From the listing that follows, extract every line and set it down unaltered.

◆ **DATA IN THIS EXERCISE**
■ ■ ■ ■ ■

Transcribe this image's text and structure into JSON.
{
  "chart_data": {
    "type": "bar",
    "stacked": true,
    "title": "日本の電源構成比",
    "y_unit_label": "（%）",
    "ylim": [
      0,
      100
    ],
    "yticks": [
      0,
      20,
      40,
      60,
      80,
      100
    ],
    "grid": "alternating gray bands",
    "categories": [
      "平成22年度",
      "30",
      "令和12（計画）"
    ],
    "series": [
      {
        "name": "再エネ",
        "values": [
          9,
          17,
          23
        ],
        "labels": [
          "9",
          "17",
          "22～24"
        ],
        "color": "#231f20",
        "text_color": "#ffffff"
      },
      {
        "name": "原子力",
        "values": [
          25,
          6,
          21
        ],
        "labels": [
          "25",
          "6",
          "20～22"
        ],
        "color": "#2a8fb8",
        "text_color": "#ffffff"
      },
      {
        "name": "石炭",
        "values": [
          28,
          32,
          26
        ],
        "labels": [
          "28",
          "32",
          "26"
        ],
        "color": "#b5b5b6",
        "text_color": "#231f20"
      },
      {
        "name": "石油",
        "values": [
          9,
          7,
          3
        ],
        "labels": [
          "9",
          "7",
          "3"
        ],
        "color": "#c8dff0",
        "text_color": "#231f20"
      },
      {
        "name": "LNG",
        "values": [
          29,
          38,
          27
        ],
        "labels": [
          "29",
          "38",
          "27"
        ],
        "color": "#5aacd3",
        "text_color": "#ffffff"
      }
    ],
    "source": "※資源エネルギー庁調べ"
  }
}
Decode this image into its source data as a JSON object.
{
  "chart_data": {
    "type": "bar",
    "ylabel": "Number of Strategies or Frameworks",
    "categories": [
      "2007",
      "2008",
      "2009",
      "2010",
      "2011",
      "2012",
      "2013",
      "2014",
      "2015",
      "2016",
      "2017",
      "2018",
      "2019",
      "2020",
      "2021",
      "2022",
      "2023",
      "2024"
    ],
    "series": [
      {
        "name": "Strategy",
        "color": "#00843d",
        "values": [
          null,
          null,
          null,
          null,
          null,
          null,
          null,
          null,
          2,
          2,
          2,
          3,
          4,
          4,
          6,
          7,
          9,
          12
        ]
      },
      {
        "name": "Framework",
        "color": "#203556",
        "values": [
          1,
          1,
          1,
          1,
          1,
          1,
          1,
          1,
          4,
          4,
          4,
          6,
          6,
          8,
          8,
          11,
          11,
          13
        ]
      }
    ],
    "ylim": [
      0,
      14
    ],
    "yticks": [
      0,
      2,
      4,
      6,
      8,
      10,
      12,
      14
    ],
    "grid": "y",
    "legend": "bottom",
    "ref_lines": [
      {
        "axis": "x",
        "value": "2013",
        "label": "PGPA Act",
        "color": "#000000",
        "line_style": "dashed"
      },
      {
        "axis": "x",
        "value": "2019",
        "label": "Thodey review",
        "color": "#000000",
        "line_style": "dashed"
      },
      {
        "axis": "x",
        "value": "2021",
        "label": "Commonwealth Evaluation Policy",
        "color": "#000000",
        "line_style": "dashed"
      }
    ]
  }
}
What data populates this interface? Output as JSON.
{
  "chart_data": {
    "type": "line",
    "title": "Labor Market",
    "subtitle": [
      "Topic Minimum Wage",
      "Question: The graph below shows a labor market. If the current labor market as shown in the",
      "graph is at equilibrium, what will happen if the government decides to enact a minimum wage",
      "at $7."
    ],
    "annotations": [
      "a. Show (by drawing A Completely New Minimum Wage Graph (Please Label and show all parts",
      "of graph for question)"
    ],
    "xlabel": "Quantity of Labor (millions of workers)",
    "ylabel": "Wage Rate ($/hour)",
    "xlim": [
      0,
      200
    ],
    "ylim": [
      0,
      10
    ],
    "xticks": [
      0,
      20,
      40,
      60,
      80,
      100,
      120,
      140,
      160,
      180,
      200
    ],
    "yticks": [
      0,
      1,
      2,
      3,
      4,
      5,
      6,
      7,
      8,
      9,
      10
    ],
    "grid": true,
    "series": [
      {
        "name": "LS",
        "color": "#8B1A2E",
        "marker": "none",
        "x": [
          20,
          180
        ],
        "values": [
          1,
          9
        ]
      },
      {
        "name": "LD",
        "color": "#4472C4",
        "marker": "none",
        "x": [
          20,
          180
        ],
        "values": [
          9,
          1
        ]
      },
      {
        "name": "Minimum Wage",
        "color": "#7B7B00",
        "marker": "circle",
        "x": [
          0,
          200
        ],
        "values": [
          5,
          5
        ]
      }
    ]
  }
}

■ ■ ■ ■ ■

◆ **RESPONSE FOR THIS EXERCISE**
Transcribe this image's text and structure into JSON.
{
  "chart_data": {
    "type": "bar",
    "stacked": true,
    "title": "日本の電源構成比",
    "y_unit_label": "（%）",
    "ylim": [
      0,
      100
    ],
    "yticks": [
      0,
      20,
      40,
      60,
      80,
      100
    ],
    "grid": "alternating gray bands",
    "categories": [
      "平成22年度",
      "30",
      "令和12（計画）"
    ],
    "series": [
      {
        "name": "再エネ",
        "values": [
          9,
          17,
          23
        ],
        "labels": [
          "9",
          "17",
          "22～24"
        ],
        "color": "#231f20",
        "text_color": "#ffffff"
      },
      {
        "name": "原子力",
        "values": [
          25,
          6,
          21
        ],
        "labels": [
          "25",
          "6",
          "20～22"
        ],
        "color": "#2a8fb8",
        "text_color": "#ffffff"
      },
      {
        "name": "石炭",
        "values": [
          28,
          32,
          26
        ],
        "labels": [
          "28",
          "32",
          "26"
        ],
        "color": "#b5b5b6",
        "text_color": "#231f20"
      },
      {
        "name": "石油",
        "values": [
          9,
          7,
          3
        ],
        "labels": [
          "9",
          "7",
          "3"
        ],
        "color": "#c8dff0",
        "text_color": "#231f20"
      },
      {
        "name": "LNG",
        "values": [
          29,
          38,
          27
        ],
        "labels": [
          "29",
          "38",
          "27"
        ],
        "color": "#5aacd3",
        "text_color": "#ffffff"
      }
    ],
    "source": "※資源エネルギー庁調べ"
  }
}
Decode this image into its source data as a JSON object.
{
  "chart_data": {
    "type": "bar",
    "ylabel": "Number of Strategies or Frameworks",
    "categories": [
      "2007",
      "2008",
      "2009",
      "2010",
      "2011",
      "2012",
      "2013",
      "2014",
      "2015",
      "2016",
      "2017",
      "2018",
      "2019",
      "2020",
      "2021",
      "2022",
      "2023",
      "2024"
    ],
    "series": [
      {
        "name": "Strategy",
        "color": "#00843d",
        "values": [
          null,
          null,
          null,
          null,
          null,
          null,
          null,
          null,
          2,
          2,
          2,
          3,
          4,
          4,
          6,
          7,
          9,
          12
        ]
      },
      {
        "name": "Framework",
        "color": "#203556",
        "values": [
          1,
          1,
          1,
          1,
          1,
          1,
          1,
          1,
          4,
          4,
          4,
          6,
          6,
          8,
          8,
          11,
          11,
          13
        ]
      }
    ],
    "ylim": [
      0,
      14
    ],
    "yticks": [
      0,
      2,
      4,
      6,
      8,
      10,
      12,
      14
    ],
    "grid": "y",
    "legend": "bottom",
    "ref_lines": [
      {
        "axis": "x",
        "value": "2013",
        "label": "PGPA Act",
        "color": "#000000",
        "line_style": "dashed"
      },
      {
        "axis": "x",
        "value": "2019",
        "label": "Thodey review",
        "color": "#000000",
        "line_style": "dashed"
      },
      {
        "axis": "x",
        "value": "2021",
        "label": "Commonwealth Evaluation Policy",
        "color": "#000000",
        "line_style": "dashed"
      }
    ]
  }
}
What data populates this interface? Output as JSON.
{
  "chart_data": {
    "type": "line",
    "title": "Labor Market",
    "subtitle": [
      "Topic Minimum Wage",
      "Question: The graph below shows a labor market. If the current labor market as shown in the",
      "graph is at equilibrium, what will happen if the government decides to enact a minimum wage",
      "at $7."
    ],
    "annotations": [
      "a. Show (by drawing A Completely New Minimum Wage Graph (Please Label and show all parts",
      "of graph for question)"
    ],
    "xlabel": "Quantity of Labor (millions of workers)",
    "ylabel": "Wage Rate ($/hour)",
    "xlim": [
      0,
      200
    ],
    "ylim": [
      0,
      10
    ],
    "xticks": [
      0,
      20,
      40,
      60,
      80,
      100,
      120,
      140,
      160,
      180,
      200
    ],
    "yticks": [
      0,
      1,
      2,
      3,
      4,
      5,
      6,
      7,
      8,
      9,
      10
    ],
    "grid": true,
    "series": [
      {
        "name": "LS",
        "color": "#8B1A2E",
        "marker": "none",
        "x": [
          20,
          180
        ],
        "values": [
          1,
          9
        ]
      },
      {
        "name": "LD",
        "color": "#4472C4",
        "marker": "none",
        "x": [
          20,
          180
        ],
        "values": [
          9,
          1
        ]
      },
      {
        "name": "Minimum Wage",
        "color": "#7B7B00",
        "marker": "circle",
        "x": [
          0,
          200
        ],
        "values": [
          5,
          5
        ]
      }
    ]
  }
}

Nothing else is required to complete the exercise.